Your task: Do not carry the pictures over; copy every other part of the entries exactly.

Start of Data to use

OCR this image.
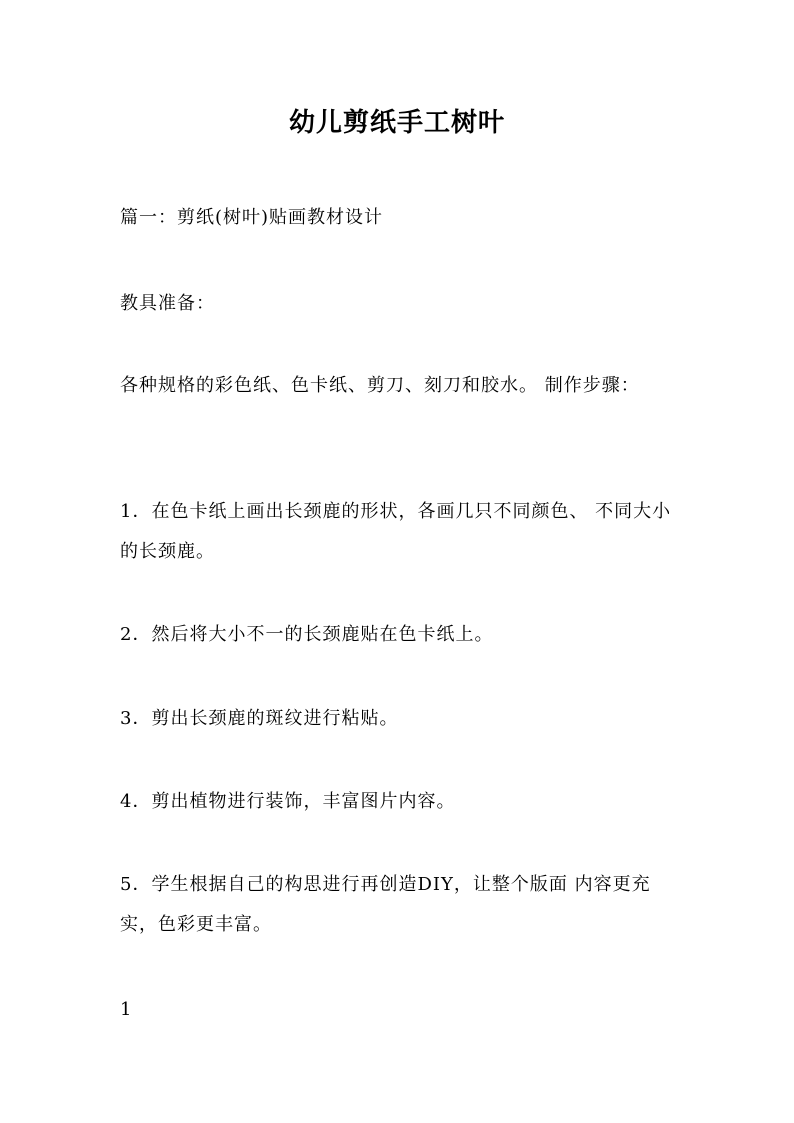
幼儿剪纸手工树叶
篇一：剪纸(树叶)贴画教材设计
教具准备：
各种规格的彩色纸、色卡纸、剪刀、刻刀和胶水。 制作步骤：
1．在色卡纸上画出长颈鹿的形状，各画几只不同颜色、 不同大小的长颈鹿。
2．然后将大小不一的长颈鹿贴在色卡纸上。
3．剪出长颈鹿的斑纹进行粘贴。
4．剪出植物进行装饰，丰富图片内容。
5．学生根据自己的构思进行再创造DIY，让整个版面 内容更充实，色彩更丰富。
1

End of Data to use

Answer:
OCR this image.
幼儿剪纸手工树叶
篇一：剪纸(树叶)贴画教材设计
教具准备：
各种规格的彩色纸、色卡纸、剪刀、刻刀和胶水。 制作步骤：
1．在色卡纸上画出长颈鹿的形状，各画几只不同颜色、 不同大小的长颈鹿。
2．然后将大小不一的长颈鹿贴在色卡纸上。
3．剪出长颈鹿的斑纹进行粘贴。
4．剪出植物进行装饰，丰富图片内容。
5．学生根据自己的构思进行再创造DIY，让整个版面 内容更充实，色彩更丰富。
1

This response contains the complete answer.